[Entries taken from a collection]
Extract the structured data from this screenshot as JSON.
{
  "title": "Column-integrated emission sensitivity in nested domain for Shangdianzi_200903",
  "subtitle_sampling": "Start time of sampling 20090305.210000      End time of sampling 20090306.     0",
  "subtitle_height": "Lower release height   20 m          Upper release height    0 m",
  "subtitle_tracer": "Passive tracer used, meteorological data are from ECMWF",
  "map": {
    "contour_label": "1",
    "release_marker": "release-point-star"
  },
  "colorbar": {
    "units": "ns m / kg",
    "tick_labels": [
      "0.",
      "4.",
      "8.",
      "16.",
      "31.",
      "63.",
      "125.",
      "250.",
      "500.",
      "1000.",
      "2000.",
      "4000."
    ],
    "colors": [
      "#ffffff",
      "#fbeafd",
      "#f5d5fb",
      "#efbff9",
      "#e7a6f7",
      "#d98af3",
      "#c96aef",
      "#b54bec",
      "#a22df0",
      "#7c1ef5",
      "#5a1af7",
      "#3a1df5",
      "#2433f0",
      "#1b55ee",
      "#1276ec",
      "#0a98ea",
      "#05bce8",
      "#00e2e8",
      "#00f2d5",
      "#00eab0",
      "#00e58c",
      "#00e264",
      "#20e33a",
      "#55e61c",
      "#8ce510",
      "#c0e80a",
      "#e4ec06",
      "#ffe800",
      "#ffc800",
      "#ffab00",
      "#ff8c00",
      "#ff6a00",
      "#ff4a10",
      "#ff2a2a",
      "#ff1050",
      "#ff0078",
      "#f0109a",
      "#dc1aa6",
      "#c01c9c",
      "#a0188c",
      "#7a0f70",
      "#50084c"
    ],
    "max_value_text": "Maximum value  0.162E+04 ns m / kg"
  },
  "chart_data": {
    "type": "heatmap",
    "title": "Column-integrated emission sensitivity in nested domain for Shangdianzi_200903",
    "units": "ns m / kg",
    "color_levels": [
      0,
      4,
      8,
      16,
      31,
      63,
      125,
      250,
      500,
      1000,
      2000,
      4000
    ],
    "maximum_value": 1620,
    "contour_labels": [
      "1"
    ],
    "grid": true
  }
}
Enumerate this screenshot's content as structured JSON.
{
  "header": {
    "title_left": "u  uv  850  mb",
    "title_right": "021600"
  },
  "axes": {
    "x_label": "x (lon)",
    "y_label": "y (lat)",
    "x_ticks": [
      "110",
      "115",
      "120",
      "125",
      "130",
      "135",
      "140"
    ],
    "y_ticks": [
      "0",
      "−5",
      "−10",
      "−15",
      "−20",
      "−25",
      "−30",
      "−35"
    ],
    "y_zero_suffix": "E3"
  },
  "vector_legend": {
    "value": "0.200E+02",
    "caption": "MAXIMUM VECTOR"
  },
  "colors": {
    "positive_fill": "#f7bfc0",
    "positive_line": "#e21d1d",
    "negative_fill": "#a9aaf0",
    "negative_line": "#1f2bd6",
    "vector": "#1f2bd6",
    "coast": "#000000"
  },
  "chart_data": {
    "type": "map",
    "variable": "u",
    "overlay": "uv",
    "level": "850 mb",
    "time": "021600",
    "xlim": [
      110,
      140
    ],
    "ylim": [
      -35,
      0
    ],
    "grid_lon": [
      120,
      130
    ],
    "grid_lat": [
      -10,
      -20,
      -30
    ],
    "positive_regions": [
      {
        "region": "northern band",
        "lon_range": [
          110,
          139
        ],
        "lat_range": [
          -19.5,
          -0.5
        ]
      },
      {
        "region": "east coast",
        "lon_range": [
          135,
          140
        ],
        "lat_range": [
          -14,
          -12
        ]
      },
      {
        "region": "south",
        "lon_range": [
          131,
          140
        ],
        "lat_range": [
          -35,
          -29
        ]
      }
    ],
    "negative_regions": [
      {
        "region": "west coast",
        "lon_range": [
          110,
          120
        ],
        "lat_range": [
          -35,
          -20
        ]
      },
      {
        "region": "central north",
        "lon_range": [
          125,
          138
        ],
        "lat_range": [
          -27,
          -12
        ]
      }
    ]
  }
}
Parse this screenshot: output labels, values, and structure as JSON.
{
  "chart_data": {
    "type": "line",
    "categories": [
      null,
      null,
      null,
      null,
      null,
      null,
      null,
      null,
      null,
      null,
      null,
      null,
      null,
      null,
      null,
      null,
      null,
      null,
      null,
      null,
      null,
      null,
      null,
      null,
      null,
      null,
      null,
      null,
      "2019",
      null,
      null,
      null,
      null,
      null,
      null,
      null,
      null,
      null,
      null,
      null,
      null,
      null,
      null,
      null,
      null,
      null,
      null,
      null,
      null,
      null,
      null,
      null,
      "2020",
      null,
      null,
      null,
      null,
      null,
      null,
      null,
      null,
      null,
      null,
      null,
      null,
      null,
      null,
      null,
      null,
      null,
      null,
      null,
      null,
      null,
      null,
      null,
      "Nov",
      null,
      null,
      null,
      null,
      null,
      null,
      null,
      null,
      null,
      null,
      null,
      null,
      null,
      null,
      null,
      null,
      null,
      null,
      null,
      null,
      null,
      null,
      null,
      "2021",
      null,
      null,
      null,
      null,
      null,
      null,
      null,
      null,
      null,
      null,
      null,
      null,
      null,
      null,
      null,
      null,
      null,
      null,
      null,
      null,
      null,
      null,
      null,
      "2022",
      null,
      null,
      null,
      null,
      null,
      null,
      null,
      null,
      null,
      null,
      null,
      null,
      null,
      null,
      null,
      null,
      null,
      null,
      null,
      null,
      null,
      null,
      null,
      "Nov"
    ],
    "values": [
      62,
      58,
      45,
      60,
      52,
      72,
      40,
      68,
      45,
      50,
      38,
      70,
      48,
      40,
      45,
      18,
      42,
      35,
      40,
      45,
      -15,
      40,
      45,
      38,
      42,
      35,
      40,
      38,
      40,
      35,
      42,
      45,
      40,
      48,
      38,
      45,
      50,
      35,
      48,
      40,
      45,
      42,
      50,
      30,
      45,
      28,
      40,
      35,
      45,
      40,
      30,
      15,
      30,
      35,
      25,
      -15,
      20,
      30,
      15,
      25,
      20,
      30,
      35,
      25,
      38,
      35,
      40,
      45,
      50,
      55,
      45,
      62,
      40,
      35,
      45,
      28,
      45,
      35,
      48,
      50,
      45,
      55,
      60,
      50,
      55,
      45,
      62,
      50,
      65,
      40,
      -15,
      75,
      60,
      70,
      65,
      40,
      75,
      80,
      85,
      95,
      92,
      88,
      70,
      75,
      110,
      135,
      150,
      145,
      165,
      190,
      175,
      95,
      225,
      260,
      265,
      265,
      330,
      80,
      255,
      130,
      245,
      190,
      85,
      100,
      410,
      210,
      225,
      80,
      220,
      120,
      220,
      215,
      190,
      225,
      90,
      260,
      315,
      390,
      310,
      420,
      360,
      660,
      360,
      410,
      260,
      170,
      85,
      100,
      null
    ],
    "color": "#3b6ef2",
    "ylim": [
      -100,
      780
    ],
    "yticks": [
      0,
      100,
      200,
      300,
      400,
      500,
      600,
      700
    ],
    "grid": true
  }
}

■ DIRECTIONS FOR THIS TASK ■
Quote the whole listing above, leaving nothing out.

■ OUTPUT OF THE EXERCISE ■
Extract the structured data from this screenshot as JSON.
{
  "title": "Column-integrated emission sensitivity in nested domain for Shangdianzi_200903",
  "subtitle_sampling": "Start time of sampling 20090305.210000      End time of sampling 20090306.     0",
  "subtitle_height": "Lower release height   20 m          Upper release height    0 m",
  "subtitle_tracer": "Passive tracer used, meteorological data are from ECMWF",
  "map": {
    "contour_label": "1",
    "release_marker": "release-point-star"
  },
  "colorbar": {
    "units": "ns m / kg",
    "tick_labels": [
      "0.",
      "4.",
      "8.",
      "16.",
      "31.",
      "63.",
      "125.",
      "250.",
      "500.",
      "1000.",
      "2000.",
      "4000."
    ],
    "colors": [
      "#ffffff",
      "#fbeafd",
      "#f5d5fb",
      "#efbff9",
      "#e7a6f7",
      "#d98af3",
      "#c96aef",
      "#b54bec",
      "#a22df0",
      "#7c1ef5",
      "#5a1af7",
      "#3a1df5",
      "#2433f0",
      "#1b55ee",
      "#1276ec",
      "#0a98ea",
      "#05bce8",
      "#00e2e8",
      "#00f2d5",
      "#00eab0",
      "#00e58c",
      "#00e264",
      "#20e33a",
      "#55e61c",
      "#8ce510",
      "#c0e80a",
      "#e4ec06",
      "#ffe800",
      "#ffc800",
      "#ffab00",
      "#ff8c00",
      "#ff6a00",
      "#ff4a10",
      "#ff2a2a",
      "#ff1050",
      "#ff0078",
      "#f0109a",
      "#dc1aa6",
      "#c01c9c",
      "#a0188c",
      "#7a0f70",
      "#50084c"
    ],
    "max_value_text": "Maximum value  0.162E+04 ns m / kg"
  },
  "chart_data": {
    "type": "heatmap",
    "title": "Column-integrated emission sensitivity in nested domain for Shangdianzi_200903",
    "units": "ns m / kg",
    "color_levels": [
      0,
      4,
      8,
      16,
      31,
      63,
      125,
      250,
      500,
      1000,
      2000,
      4000
    ],
    "maximum_value": 1620,
    "contour_labels": [
      "1"
    ],
    "grid": true
  }
}
Enumerate this screenshot's content as structured JSON.
{
  "header": {
    "title_left": "u  uv  850  mb",
    "title_right": "021600"
  },
  "axes": {
    "x_label": "x (lon)",
    "y_label": "y (lat)",
    "x_ticks": [
      "110",
      "115",
      "120",
      "125",
      "130",
      "135",
      "140"
    ],
    "y_ticks": [
      "0",
      "−5",
      "−10",
      "−15",
      "−20",
      "−25",
      "−30",
      "−35"
    ],
    "y_zero_suffix": "E3"
  },
  "vector_legend": {
    "value": "0.200E+02",
    "caption": "MAXIMUM VECTOR"
  },
  "colors": {
    "positive_fill": "#f7bfc0",
    "positive_line": "#e21d1d",
    "negative_fill": "#a9aaf0",
    "negative_line": "#1f2bd6",
    "vector": "#1f2bd6",
    "coast": "#000000"
  },
  "chart_data": {
    "type": "map",
    "variable": "u",
    "overlay": "uv",
    "level": "850 mb",
    "time": "021600",
    "xlim": [
      110,
      140
    ],
    "ylim": [
      -35,
      0
    ],
    "grid_lon": [
      120,
      130
    ],
    "grid_lat": [
      -10,
      -20,
      -30
    ],
    "positive_regions": [
      {
        "region": "northern band",
        "lon_range": [
          110,
          139
        ],
        "lat_range": [
          -19.5,
          -0.5
        ]
      },
      {
        "region": "east coast",
        "lon_range": [
          135,
          140
        ],
        "lat_range": [
          -14,
          -12
        ]
      },
      {
        "region": "south",
        "lon_range": [
          131,
          140
        ],
        "lat_range": [
          -35,
          -29
        ]
      }
    ],
    "negative_regions": [
      {
        "region": "west coast",
        "lon_range": [
          110,
          120
        ],
        "lat_range": [
          -35,
          -20
        ]
      },
      {
        "region": "central north",
        "lon_range": [
          125,
          138
        ],
        "lat_range": [
          -27,
          -12
        ]
      }
    ]
  }
}
Parse this screenshot: output labels, values, and structure as JSON.
{
  "chart_data": {
    "type": "line",
    "categories": [
      null,
      null,
      null,
      null,
      null,
      null,
      null,
      null,
      null,
      null,
      null,
      null,
      null,
      null,
      null,
      null,
      null,
      null,
      null,
      null,
      null,
      null,
      null,
      null,
      null,
      null,
      null,
      null,
      "2019",
      null,
      null,
      null,
      null,
      null,
      null,
      null,
      null,
      null,
      null,
      null,
      null,
      null,
      null,
      null,
      null,
      null,
      null,
      null,
      null,
      null,
      null,
      null,
      "2020",
      null,
      null,
      null,
      null,
      null,
      null,
      null,
      null,
      null,
      null,
      null,
      null,
      null,
      null,
      null,
      null,
      null,
      null,
      null,
      null,
      null,
      null,
      null,
      "Nov",
      null,
      null,
      null,
      null,
      null,
      null,
      null,
      null,
      null,
      null,
      null,
      null,
      null,
      null,
      null,
      null,
      null,
      null,
      null,
      null,
      null,
      null,
      null,
      "2021",
      null,
      null,
      null,
      null,
      null,
      null,
      null,
      null,
      null,
      null,
      null,
      null,
      null,
      null,
      null,
      null,
      null,
      null,
      null,
      null,
      null,
      null,
      null,
      "2022",
      null,
      null,
      null,
      null,
      null,
      null,
      null,
      null,
      null,
      null,
      null,
      null,
      null,
      null,
      null,
      null,
      null,
      null,
      null,
      null,
      null,
      null,
      null,
      "Nov"
    ],
    "values": [
      62,
      58,
      45,
      60,
      52,
      72,
      40,
      68,
      45,
      50,
      38,
      70,
      48,
      40,
      45,
      18,
      42,
      35,
      40,
      45,
      -15,
      40,
      45,
      38,
      42,
      35,
      40,
      38,
      40,
      35,
      42,
      45,
      40,
      48,
      38,
      45,
      50,
      35,
      48,
      40,
      45,
      42,
      50,
      30,
      45,
      28,
      40,
      35,
      45,
      40,
      30,
      15,
      30,
      35,
      25,
      -15,
      20,
      30,
      15,
      25,
      20,
      30,
      35,
      25,
      38,
      35,
      40,
      45,
      50,
      55,
      45,
      62,
      40,
      35,
      45,
      28,
      45,
      35,
      48,
      50,
      45,
      55,
      60,
      50,
      55,
      45,
      62,
      50,
      65,
      40,
      -15,
      75,
      60,
      70,
      65,
      40,
      75,
      80,
      85,
      95,
      92,
      88,
      70,
      75,
      110,
      135,
      150,
      145,
      165,
      190,
      175,
      95,
      225,
      260,
      265,
      265,
      330,
      80,
      255,
      130,
      245,
      190,
      85,
      100,
      410,
      210,
      225,
      80,
      220,
      120,
      220,
      215,
      190,
      225,
      90,
      260,
      315,
      390,
      310,
      420,
      360,
      660,
      360,
      410,
      260,
      170,
      85,
      100,
      null
    ],
    "color": "#3b6ef2",
    "ylim": [
      -100,
      780
    ],
    "yticks": [
      0,
      100,
      200,
      300,
      400,
      500,
      600,
      700
    ],
    "grid": true
  }
}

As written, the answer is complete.